#### TASK GOAL:
Locate each line containing the string "axis" and copy it out.

=======

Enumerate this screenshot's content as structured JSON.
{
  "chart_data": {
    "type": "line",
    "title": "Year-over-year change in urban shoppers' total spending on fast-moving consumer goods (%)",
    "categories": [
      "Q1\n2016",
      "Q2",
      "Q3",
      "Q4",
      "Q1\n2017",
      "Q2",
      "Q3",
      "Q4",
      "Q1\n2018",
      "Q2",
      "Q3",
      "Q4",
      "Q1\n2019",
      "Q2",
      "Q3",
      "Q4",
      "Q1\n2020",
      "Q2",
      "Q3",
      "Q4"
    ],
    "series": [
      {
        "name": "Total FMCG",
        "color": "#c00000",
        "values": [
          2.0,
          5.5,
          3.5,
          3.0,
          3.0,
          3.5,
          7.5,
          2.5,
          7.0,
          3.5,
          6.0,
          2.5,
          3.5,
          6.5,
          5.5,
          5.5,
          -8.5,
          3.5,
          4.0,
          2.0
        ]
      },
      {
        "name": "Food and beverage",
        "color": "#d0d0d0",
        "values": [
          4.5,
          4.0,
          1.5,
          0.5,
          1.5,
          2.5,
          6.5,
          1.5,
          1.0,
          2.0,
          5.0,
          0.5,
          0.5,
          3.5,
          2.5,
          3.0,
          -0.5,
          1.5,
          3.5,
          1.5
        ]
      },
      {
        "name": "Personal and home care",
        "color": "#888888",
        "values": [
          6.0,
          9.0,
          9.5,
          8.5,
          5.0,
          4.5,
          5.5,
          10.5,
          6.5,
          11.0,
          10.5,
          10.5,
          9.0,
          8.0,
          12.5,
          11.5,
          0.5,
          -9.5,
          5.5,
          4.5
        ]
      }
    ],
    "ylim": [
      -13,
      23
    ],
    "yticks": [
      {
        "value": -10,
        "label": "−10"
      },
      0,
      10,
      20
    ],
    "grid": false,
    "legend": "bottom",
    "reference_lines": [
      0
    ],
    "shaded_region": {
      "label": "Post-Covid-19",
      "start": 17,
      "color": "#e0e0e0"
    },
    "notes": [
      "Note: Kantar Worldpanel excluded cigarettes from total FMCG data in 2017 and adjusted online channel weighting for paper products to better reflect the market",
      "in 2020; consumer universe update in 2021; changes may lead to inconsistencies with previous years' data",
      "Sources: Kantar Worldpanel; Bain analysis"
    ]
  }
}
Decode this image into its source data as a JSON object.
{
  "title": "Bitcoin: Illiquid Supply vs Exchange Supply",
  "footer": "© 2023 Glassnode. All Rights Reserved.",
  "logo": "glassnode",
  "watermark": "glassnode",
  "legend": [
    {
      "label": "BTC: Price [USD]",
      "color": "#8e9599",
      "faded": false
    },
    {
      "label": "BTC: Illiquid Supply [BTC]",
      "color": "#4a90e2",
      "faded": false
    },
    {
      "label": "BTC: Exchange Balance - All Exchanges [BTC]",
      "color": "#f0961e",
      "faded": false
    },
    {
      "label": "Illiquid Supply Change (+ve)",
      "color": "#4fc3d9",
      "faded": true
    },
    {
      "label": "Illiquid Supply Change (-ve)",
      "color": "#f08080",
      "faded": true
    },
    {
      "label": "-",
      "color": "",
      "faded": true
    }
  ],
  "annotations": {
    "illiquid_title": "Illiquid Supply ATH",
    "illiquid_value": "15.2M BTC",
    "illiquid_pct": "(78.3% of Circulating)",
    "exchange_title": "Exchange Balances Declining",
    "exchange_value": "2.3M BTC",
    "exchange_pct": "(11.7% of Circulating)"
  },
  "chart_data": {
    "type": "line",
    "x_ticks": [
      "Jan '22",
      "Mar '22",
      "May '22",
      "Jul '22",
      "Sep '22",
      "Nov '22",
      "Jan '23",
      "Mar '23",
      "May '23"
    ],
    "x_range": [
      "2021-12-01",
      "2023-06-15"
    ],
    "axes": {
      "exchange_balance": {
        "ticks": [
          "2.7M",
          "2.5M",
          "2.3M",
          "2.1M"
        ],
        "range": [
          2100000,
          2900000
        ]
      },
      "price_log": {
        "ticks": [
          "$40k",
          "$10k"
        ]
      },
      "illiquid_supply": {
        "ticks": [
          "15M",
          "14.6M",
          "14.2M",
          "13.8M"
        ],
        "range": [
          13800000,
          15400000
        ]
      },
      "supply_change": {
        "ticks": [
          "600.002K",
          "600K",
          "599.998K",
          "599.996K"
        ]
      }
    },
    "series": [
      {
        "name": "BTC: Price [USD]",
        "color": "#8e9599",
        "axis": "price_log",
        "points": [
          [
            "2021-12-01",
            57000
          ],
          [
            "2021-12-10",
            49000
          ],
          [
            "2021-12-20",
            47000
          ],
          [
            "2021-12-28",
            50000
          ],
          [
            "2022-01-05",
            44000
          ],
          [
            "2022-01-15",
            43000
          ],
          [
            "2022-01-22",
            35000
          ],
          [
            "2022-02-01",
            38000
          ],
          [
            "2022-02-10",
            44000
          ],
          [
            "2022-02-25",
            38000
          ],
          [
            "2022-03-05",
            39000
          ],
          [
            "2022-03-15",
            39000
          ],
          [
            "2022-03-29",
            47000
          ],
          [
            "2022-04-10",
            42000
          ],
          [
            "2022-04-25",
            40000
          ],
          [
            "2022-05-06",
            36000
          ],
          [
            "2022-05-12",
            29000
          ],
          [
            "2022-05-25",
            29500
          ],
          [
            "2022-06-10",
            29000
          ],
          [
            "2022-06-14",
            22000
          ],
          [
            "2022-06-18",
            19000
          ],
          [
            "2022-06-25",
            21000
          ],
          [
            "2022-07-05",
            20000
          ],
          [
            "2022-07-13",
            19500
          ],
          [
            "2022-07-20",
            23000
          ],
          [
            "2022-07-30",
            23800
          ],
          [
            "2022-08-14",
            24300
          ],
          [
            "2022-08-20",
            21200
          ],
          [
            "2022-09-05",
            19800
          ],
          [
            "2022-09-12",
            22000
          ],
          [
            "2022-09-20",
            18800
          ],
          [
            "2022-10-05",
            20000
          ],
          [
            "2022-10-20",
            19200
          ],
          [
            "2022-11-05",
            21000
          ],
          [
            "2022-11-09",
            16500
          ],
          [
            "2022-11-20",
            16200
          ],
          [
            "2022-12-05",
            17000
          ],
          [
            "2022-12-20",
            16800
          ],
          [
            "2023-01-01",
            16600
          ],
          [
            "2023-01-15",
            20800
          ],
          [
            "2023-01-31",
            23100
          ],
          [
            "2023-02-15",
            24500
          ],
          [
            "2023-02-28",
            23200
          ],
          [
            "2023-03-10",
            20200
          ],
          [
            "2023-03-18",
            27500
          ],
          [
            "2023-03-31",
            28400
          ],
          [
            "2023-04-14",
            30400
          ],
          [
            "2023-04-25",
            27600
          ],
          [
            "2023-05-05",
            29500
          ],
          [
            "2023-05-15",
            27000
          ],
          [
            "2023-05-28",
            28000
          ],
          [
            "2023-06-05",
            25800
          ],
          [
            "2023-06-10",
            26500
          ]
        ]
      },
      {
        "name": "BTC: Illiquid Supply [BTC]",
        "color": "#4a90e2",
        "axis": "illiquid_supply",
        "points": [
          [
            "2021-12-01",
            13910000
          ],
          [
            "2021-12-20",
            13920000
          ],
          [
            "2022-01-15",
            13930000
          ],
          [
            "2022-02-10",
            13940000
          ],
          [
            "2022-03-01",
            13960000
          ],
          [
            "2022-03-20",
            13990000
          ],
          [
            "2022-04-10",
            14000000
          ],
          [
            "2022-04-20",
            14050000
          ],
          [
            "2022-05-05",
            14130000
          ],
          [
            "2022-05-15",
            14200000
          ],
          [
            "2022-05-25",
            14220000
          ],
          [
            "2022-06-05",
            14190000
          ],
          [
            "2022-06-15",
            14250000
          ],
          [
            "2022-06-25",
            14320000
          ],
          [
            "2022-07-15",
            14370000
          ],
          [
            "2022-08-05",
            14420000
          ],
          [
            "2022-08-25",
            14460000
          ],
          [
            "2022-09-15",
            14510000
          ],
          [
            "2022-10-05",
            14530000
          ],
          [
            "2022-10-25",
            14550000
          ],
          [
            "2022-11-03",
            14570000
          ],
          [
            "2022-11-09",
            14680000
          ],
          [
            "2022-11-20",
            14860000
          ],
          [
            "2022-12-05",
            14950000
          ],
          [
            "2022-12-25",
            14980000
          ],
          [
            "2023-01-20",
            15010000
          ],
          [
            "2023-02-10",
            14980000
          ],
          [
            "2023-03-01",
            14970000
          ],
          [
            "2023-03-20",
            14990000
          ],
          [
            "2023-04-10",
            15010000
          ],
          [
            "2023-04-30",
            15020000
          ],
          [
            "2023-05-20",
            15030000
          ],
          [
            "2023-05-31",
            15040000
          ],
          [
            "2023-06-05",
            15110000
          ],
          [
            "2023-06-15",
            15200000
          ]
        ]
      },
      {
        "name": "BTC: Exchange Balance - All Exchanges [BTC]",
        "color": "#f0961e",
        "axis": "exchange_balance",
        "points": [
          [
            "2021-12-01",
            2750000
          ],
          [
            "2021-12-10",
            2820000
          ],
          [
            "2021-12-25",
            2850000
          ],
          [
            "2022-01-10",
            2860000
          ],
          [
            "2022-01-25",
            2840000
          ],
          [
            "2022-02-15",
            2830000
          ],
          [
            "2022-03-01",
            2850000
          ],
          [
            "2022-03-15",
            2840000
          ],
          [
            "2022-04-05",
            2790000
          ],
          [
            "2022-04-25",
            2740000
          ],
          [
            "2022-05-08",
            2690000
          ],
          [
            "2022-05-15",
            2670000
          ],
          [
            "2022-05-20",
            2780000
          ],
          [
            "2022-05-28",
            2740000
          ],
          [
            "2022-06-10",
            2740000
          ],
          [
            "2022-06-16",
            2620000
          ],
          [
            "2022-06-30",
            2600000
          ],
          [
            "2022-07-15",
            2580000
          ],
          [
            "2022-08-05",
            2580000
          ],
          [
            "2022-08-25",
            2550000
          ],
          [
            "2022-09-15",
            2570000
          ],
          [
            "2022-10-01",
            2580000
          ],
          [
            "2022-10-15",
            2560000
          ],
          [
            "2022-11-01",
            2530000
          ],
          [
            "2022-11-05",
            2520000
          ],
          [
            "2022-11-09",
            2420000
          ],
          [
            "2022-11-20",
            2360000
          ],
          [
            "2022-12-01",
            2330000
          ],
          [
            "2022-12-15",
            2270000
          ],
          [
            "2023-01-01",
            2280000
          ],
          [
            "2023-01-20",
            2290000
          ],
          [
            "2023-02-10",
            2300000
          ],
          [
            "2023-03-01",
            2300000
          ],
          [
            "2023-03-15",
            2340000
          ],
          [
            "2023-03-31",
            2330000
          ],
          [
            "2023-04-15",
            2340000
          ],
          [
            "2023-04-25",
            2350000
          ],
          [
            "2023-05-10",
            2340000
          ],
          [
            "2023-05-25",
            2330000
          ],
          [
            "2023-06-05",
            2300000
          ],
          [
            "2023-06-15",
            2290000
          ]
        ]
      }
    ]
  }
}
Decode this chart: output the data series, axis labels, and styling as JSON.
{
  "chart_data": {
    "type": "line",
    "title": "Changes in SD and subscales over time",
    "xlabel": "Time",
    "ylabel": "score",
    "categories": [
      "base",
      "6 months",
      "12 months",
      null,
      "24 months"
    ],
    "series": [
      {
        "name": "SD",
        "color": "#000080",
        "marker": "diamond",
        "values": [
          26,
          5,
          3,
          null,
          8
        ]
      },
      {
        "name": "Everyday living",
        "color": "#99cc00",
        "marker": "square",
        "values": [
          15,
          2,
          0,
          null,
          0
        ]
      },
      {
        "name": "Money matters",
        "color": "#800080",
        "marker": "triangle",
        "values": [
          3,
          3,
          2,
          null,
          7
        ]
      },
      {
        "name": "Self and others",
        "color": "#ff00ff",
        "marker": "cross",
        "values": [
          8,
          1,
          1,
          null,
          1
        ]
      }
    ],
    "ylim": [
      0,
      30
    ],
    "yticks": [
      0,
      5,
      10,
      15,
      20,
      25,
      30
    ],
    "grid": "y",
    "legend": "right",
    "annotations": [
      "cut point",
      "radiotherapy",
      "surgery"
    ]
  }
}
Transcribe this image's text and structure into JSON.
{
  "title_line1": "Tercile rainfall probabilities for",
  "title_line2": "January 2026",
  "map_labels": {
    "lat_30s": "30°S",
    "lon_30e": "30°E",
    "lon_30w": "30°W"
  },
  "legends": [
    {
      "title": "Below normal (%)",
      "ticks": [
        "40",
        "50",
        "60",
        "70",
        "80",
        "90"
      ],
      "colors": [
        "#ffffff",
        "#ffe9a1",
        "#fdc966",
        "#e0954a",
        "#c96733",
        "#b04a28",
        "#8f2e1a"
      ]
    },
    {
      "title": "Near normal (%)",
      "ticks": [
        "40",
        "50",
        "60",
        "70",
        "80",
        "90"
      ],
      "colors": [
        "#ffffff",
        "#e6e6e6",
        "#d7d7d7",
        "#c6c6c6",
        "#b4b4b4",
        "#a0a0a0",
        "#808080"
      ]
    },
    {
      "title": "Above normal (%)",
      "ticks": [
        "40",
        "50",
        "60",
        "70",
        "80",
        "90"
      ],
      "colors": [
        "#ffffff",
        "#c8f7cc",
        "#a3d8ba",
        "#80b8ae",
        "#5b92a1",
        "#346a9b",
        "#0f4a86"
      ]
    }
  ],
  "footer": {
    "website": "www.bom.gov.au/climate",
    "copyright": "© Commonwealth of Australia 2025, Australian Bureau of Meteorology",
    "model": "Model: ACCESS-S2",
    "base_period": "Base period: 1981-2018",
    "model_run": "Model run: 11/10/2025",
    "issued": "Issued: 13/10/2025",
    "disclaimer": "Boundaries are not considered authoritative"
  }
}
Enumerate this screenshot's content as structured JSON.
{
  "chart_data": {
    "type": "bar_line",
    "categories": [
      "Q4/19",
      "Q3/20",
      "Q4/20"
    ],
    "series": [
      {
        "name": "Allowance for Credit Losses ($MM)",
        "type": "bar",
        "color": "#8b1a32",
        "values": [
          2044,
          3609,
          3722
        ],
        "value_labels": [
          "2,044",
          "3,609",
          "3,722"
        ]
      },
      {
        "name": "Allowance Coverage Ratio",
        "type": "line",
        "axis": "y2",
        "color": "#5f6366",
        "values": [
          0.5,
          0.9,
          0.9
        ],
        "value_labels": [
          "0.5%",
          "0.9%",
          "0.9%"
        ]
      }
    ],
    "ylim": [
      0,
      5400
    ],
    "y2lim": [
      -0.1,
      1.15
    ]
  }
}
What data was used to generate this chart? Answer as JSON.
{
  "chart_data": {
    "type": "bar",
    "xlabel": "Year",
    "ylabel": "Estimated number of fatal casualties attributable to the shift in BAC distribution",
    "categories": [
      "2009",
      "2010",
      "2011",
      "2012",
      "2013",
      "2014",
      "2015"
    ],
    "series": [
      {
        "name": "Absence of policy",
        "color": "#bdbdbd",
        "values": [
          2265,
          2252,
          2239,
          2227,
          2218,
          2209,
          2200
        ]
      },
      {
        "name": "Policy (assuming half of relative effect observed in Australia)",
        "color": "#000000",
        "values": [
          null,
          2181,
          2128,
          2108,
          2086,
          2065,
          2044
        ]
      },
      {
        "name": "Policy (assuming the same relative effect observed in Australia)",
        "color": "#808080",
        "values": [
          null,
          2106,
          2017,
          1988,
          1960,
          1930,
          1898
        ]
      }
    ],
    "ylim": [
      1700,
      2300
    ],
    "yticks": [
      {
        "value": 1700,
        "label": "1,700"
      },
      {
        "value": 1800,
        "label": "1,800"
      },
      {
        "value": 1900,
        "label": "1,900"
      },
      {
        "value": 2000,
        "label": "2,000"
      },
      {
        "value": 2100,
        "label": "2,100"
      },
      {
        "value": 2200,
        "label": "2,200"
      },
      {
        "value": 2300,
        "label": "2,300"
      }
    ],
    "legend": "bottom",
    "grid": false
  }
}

=======

#### EXPECTED OUTPUT:
        "axis": "price_log",
        "axis": "illiquid_supply",
        "axis": "exchange_balance",
Decode this chart: output the data series, axis labels, and styling as JSON.
        "axis": "y2",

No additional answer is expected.